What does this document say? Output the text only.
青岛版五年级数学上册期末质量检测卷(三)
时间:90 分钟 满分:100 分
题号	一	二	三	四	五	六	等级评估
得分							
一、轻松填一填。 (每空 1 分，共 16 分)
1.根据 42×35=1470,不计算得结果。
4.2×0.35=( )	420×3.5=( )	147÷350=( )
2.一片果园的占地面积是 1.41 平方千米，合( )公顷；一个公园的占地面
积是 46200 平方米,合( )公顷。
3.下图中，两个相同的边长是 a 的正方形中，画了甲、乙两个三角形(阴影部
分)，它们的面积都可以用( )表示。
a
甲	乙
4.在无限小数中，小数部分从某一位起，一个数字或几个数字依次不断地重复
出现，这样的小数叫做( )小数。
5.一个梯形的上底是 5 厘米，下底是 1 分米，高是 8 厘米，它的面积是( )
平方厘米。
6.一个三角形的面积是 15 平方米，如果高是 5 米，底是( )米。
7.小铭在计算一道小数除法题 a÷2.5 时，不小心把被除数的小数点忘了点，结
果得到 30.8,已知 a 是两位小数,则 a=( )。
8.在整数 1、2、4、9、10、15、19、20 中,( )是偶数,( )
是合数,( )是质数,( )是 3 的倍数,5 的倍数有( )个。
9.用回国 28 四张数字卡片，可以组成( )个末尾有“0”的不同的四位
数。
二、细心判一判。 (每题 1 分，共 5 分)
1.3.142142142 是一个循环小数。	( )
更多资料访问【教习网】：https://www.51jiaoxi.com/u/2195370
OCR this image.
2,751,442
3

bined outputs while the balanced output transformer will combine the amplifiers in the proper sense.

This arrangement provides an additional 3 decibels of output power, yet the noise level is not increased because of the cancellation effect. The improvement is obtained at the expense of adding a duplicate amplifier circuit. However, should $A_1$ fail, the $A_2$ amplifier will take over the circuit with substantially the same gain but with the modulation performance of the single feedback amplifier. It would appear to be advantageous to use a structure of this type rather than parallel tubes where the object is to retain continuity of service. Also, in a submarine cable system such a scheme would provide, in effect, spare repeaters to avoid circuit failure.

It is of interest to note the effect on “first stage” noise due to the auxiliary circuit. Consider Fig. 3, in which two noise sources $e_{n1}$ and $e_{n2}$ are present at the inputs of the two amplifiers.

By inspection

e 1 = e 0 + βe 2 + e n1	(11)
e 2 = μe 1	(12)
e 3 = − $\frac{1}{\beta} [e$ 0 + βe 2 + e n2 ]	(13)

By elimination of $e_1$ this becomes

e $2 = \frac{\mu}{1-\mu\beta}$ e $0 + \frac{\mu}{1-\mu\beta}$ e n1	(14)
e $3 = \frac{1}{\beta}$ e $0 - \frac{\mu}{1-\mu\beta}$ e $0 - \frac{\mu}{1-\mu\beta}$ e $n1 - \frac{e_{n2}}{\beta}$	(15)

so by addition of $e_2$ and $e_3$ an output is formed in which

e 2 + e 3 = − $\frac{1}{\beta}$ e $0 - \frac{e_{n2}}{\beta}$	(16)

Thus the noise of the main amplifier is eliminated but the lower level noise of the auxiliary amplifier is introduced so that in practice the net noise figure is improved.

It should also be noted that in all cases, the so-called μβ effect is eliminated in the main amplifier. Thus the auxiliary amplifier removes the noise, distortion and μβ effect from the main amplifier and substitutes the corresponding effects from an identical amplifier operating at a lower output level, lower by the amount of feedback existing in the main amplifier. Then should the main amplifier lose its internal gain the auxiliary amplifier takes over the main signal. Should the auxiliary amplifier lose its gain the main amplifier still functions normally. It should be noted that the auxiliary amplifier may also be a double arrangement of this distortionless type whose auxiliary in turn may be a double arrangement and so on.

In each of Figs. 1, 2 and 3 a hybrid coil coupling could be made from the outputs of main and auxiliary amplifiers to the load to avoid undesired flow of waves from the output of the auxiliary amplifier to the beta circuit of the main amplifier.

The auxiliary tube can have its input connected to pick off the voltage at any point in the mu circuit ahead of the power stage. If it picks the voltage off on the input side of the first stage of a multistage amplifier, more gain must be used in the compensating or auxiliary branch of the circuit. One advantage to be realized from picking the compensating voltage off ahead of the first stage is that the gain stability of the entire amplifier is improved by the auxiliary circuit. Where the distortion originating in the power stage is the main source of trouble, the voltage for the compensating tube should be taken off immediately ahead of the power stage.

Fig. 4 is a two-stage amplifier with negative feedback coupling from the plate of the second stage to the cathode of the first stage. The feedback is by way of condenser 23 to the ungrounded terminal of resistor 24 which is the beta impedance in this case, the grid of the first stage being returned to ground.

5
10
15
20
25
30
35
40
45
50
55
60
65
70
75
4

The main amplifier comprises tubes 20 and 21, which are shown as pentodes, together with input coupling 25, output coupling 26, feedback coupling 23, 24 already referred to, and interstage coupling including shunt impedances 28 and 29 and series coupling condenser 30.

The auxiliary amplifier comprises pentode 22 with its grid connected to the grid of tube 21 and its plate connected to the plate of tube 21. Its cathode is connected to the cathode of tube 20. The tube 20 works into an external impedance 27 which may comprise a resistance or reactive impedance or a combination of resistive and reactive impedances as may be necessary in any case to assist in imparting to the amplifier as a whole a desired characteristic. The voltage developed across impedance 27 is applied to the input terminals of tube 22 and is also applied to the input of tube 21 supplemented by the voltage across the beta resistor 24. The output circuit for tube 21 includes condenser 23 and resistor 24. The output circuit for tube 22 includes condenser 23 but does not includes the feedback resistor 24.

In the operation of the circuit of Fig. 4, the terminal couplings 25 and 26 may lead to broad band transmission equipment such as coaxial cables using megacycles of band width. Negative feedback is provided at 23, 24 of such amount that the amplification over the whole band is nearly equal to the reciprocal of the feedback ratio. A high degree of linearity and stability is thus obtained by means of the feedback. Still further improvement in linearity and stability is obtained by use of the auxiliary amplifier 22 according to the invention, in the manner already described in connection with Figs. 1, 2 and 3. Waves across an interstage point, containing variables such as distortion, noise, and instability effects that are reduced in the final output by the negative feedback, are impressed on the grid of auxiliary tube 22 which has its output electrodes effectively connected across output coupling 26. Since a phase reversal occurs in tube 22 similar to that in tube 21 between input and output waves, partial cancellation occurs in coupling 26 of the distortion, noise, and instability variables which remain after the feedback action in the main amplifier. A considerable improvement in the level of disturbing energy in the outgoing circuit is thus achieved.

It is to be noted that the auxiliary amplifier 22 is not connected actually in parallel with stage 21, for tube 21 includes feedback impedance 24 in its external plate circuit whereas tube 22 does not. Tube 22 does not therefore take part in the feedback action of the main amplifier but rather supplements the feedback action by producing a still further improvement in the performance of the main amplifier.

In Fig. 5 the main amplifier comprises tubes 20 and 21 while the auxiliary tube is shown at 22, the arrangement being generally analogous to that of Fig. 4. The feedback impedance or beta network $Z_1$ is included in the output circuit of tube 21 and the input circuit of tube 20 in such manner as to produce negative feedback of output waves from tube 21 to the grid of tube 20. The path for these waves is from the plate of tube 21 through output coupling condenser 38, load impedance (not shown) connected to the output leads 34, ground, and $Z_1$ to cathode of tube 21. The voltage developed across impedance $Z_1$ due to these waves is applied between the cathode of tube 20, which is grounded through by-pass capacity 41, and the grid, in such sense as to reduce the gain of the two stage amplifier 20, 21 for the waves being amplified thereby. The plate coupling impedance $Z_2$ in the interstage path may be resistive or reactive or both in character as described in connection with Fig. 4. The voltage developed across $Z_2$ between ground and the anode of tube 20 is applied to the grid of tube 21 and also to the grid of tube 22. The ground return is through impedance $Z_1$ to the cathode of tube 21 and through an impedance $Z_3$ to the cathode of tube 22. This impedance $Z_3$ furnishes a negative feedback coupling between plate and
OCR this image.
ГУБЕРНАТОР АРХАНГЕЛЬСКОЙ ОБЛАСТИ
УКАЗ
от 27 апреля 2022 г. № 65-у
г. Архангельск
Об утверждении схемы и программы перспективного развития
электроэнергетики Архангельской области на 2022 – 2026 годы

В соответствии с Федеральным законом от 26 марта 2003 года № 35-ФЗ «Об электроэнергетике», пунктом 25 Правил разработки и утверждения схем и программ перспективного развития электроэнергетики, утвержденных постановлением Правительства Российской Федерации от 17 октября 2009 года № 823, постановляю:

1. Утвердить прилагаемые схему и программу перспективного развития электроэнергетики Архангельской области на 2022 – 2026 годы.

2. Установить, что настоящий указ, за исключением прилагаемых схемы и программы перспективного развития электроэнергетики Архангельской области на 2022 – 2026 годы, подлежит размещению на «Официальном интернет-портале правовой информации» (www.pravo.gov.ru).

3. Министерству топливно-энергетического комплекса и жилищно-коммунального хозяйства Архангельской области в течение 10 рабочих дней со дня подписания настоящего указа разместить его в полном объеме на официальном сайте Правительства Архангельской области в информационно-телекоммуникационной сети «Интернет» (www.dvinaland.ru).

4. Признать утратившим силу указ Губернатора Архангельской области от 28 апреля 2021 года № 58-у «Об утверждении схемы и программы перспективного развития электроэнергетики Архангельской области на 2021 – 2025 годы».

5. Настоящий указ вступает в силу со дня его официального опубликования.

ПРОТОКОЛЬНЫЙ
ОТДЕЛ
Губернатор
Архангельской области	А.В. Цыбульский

------------------------------------------------------------------------

Given task: Identify all lines in the records above with the word "силу".

Answer to the exercise:
4. Признать утратившим силу указ Губернатора Архангельской области от 28 апреля 2021 года № 58-у «Об утверждении схемы и программы перспективного развития электроэнергетики Архангельской области на 2021 – 2025 годы».
5. Настоящий указ вступает в силу со дня его официального опубликования.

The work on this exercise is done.